- _Excerpt to read_:
■ ■ ■ ■

6 Committee Members - check

2 Committee Members that are almost always at Troop Meetings - check

1 Committee Member that is committed elsewhere during soccer season - check

A member stating that BOR's shouldn't be done at Troop outing's - check.

 

That leaves 3 other Committee Members that can serve on the BOR and can potentially be available during soccer season.

 

It also suggests that you have at least 3 Committee Members attending most every Troop Outing, and at the same time suggests that there is a Committee Member who can't attend outings but likes being involved with BOR's.

 

In my experience, larger units tend to have set meetings for BOR's (1st and 3rd meeting of the month, or whatever), as has been mentioned here already. Smaller units tend to do BOR's on demand. The question is what will work best for you. Some units schedule BOR's for completely different times than meeting nights (my personal opinion - a waste of time and resources - if you have everyone gathered at a meeting or outing, why not hold it there - taking a lad in for his BOR during meeting hours for a few moments won't disrupt the meeting that much).

 

Factor in amount of time for a BOR - for instance, a BOR for a Tenderfoot to First Class shouldn't take more than 15 minute; Star and Life no more than 20 to 25 minutes - and I see possibilities.

■ ■ ■ ■

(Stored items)
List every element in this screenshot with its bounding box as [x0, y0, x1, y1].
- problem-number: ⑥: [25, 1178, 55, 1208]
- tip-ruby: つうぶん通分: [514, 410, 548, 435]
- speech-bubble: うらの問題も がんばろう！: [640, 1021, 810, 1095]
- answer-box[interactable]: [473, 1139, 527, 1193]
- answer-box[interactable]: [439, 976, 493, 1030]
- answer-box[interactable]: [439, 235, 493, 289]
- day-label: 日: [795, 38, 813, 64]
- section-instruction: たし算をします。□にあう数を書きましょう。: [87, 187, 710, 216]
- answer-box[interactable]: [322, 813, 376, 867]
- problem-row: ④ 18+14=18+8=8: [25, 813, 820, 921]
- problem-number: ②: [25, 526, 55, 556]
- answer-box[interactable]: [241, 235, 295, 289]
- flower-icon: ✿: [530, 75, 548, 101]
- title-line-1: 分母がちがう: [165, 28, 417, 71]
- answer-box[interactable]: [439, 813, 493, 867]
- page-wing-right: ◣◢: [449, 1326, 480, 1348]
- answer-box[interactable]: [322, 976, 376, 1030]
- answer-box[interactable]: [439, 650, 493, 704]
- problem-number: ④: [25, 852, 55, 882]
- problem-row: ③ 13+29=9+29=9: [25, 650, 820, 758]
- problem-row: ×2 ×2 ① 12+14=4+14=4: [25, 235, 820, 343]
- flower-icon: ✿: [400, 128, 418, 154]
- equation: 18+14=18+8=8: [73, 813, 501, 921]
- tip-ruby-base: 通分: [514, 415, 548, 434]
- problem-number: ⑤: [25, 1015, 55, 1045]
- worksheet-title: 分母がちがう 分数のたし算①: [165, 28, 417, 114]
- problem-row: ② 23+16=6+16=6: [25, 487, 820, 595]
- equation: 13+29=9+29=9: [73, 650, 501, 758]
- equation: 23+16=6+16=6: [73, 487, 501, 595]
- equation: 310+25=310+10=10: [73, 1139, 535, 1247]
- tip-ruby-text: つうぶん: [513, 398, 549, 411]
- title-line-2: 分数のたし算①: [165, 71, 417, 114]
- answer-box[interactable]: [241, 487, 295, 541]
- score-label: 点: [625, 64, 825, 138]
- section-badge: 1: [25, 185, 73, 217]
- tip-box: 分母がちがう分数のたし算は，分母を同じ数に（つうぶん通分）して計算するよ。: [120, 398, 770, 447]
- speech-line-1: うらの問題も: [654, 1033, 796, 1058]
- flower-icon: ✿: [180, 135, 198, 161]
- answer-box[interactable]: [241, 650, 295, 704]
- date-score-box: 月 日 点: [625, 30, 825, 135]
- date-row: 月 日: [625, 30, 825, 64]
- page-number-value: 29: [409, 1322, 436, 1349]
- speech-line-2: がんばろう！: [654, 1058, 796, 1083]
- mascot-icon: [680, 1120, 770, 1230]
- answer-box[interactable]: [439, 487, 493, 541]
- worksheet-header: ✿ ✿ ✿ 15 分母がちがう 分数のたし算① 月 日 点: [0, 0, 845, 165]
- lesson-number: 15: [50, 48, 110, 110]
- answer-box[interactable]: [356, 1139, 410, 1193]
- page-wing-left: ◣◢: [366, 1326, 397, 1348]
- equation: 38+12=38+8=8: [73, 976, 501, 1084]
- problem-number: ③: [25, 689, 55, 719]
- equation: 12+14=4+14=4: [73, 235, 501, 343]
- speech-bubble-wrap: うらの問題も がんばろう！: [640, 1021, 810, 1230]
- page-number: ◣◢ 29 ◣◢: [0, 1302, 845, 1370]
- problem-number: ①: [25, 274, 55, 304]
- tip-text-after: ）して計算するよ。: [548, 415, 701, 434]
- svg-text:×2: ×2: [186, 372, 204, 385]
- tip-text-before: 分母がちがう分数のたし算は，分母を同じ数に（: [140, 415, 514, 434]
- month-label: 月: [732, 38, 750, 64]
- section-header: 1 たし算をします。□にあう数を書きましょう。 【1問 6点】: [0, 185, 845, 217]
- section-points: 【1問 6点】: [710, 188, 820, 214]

■ ■ ■ ■

- _The task_:
Write the next part of the post on scheduling Boards of Review, picking up after its final sentence.

- _Result_:
Have a committee member who always drops someone off at the meeting and need a BOR for a Tenderfoot? Maybe this person can spare 15 minutes before or at the beginning of the meeting (you can work a little around the Committee Member's schedules too - no need to have the Committee Members there for the entire meeting (unless they choose to be there) if there is only one 15-minute BOR that needs to be done.

 

And if you have 3 Committee Members at a troop outing? I'd say use the resource and have the BOR. Heck - if the Scoutmaster is there too, and still needs to do the SM Conference - do that in the morning and the BOR in the afternoon or evening.

 

If you have a parent willing to serve on BOR's, sign them up as a Committee Member.

 

I personally prefer the "On Demand" style of BOR (with the understanding that "On Demand" doesn't mean "in 15 minutes from time of the request" but means a reasonable lead time (and 2 weeks does seem reasonable to me) mainly because it continues the momentum of advancement.

 

It sounds like you may have the flexibility to offer BOR's at both Troop Meetings and at Troop Outings, as needed. Work with the flexibility but at the same time, remember to honor a committment to a Scout for his BOR. Only promise what you can deliver but deliver more than you promise - take our collective suggestions and talk amongst your committee members for a solution that works for all of you.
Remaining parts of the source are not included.